Extrait du document:
__________________________________________________
Après les mots aimables et tendres du président de la République, Joseph Kasa-Vubu, Patrice Lumumba prononce un discours qui fera basculer le protocole, suscitant frustration et émotion dans les deux camps. Quelques témoignages de cette journée où frustration a rimé avec angoisse. C’est thomas Kanza, présent dans la salle et proche de Lumumba, aujourd’hui décédé, qui raconte. Thomas Kanza, ministre:
Le Premier ministre me donne le discours. Il était déjà écrit, dactylographié. Alors ma première réaction a été de dire :
– « Monsieur le Premier ministre, c’est un excellent discours. C’est le genre de discours que vous pouvez prononcer au stade, c’est formidable, c’est ce qu’il faut pour le peuple le jour de l’indépendance. Mais le Parlement n’était ni l’endroit ni l’occasion de prononcer ce discours ».
__________________________________________________
Consignes de travail:
1. Répondez aux questions suivantes à partir de l'extrait sur le discours de Lumumba :
(a) Qui est désigné comme président de la République ?
(b) Sous quelle forme le discours a-t-il été remis à Thomas Kanza ?
(c) Dans quel lieu Thomas Kanza estime-t-il que ce discours pourrait être prononcé ?
2. Dans l'extrait sur le discours de Lumumba, condensez le paragraphe commençant par « Après les mots aimables et tendres » en deux phrases au plus, sans perdre ses faits principaux.
3. Poursuivez l'extrait sur le discours de Lumumba à la suite de sa dernière phrase.
Les lignes qui suivent sont tirées d'une autre source.
__________________________________________________
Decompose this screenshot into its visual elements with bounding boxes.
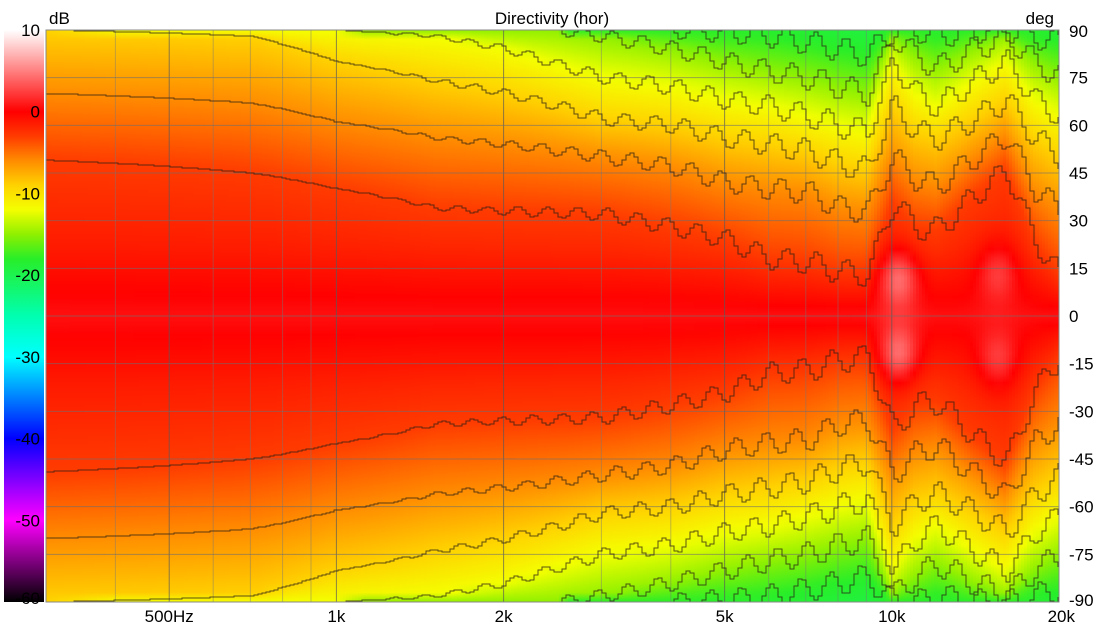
y-tick-label: -30 xyxy=(1069,402,1094,421)
y-axis-ticks: 90 75 60 45 30 15 0 -15 -30 -45 -60 -75 -90 xyxy=(1069,22,1094,610)
colorbar-unit-label: dB xyxy=(49,9,70,28)
grid-layer xyxy=(46,30,1059,602)
x-axis-ticks: 500Hz 1k 2k 5k 10k 20k xyxy=(145,607,1076,626)
colorbar-tick-label: 0 xyxy=(31,103,40,122)
colorbar-tick-label: -20 xyxy=(15,266,40,285)
contour-line xyxy=(561,525,1059,602)
contour-line xyxy=(46,159,1059,287)
plot-frame xyxy=(45,29,1060,603)
x-tick-label: 2k xyxy=(495,607,513,626)
colorbar-tick-label: -50 xyxy=(15,511,40,530)
contour-line xyxy=(46,93,1059,223)
colorbar-ticks: 10 0 -10 -20 -30 -40 -50 -60 xyxy=(15,21,40,608)
x-tick-label: 10k xyxy=(878,607,906,626)
colorbar-tick-label: -30 xyxy=(15,348,40,367)
y-tick-label: 15 xyxy=(1069,259,1088,278)
y-tick-label: 90 xyxy=(1069,22,1088,41)
y-tick-label: -60 xyxy=(1069,498,1094,517)
y-tick-label: 60 xyxy=(1069,116,1088,135)
contour-line xyxy=(561,30,1059,107)
y-tick-label: 75 xyxy=(1069,69,1088,88)
x-tick-label: 500Hz xyxy=(145,607,194,626)
colorbar-tick-label: -40 xyxy=(15,430,40,449)
contour-line xyxy=(337,492,1059,602)
contour-line xyxy=(673,30,1059,67)
chart-title: Directivity (hor) xyxy=(495,9,609,28)
colorbar xyxy=(4,30,44,602)
contour-layer xyxy=(46,30,1059,602)
colorbar-tick-label: -60 xyxy=(15,589,40,608)
y-tick-label: 30 xyxy=(1069,212,1088,231)
contour-line xyxy=(337,30,1059,140)
contour-line xyxy=(673,565,1059,602)
contour-line xyxy=(46,30,1059,178)
contour-line xyxy=(46,345,1059,473)
y-tick-label: 45 xyxy=(1069,164,1088,183)
contour-line xyxy=(46,409,1059,539)
contour-line xyxy=(46,454,1059,602)
y-axis-unit-label: deg xyxy=(1026,9,1054,28)
y-tick-label: -90 xyxy=(1069,591,1094,610)
x-tick-label: 20k xyxy=(1048,607,1076,626)
y-tick-label: 0 xyxy=(1069,307,1078,326)
y-tick-label: -45 xyxy=(1069,450,1094,469)
colorbar-tick-label: -10 xyxy=(15,184,40,203)
x-tick-label: 1k xyxy=(327,607,345,626)
x-tick-label: 5k xyxy=(716,607,734,626)
y-tick-label: -15 xyxy=(1069,355,1094,374)
y-tick-label: -75 xyxy=(1069,545,1094,564)
colorbar-tick-label: 10 xyxy=(21,21,40,40)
__________________________________________________
Réponses par consigne:
1.
(a) Joseph Kasa-Vubu.
(b) Il était déjà écrit et dactylographié.
(c) Au stade.

2. Après les paroles aimables du président Joseph Kasa-Vubu, Patrice Lumumba prononce un discours qui bouleverse le protocole et provoque frustration et émotion dans les deux camps. Le récit de cette journée est livré par Thomas Kanza, ministre proche de Lumumba, présent dans la salle et aujourd'hui décédé.

3.
– Après le discours du roi Baudouin 1er, c’est le chef de l’Etat congolais Kasa-Vubu, Joseph Kasa-Vubu qui prend la parole : « A tous ceux qui ont donné sans compter leurs souffrances, leurs privations, et même leur vie, pour que se réalise enfin leur rêve audacieux d’un Congo libre et indépendant » (Applaudissements) Thomas Kanza, ministre, raconte ce que lui a dit, quelques instants avant le discours, Patrice Lumumba :
– « Thomas, je vais parler, parce que le président Kasa-Vubu nous a humiliés. Il va prononcer un discours qu’il a montré au gouvernement belge mais qu’il ne nous a pas montré ». Tout ce que je te demande: revois un peu ce discours, atténue à gauche, à droite, les passages que toi, tu penses être un peu extrémistes».
– Thomas Kanza : Et quand nous arriverons au Parlement, je rencontrerai le Premier ministre Eyskens et le ministre des Affaires étrangères Wigny. Je leur dirai personnellement: « Messieurs les Ministres, je crois que nous avons intérêt à reporter, ne serait-ce que d’une heure, la séance de la proclamation de l’indépendance pour vous donner le temps de négocier avec le Premier ministre Lumumba, parce qu’il va parler ». Mais ils étaient tellement sûrs que Lumumba ne parlerait pas qu’ils n’ont pas voulu accepter ma suggestion.
– Tout le temps, quand Sa Majesté le roi Baudouin parlait, même quand le président Kasa-Vubu parlait, Monsieur Lumumba corrigeait son manuscrit.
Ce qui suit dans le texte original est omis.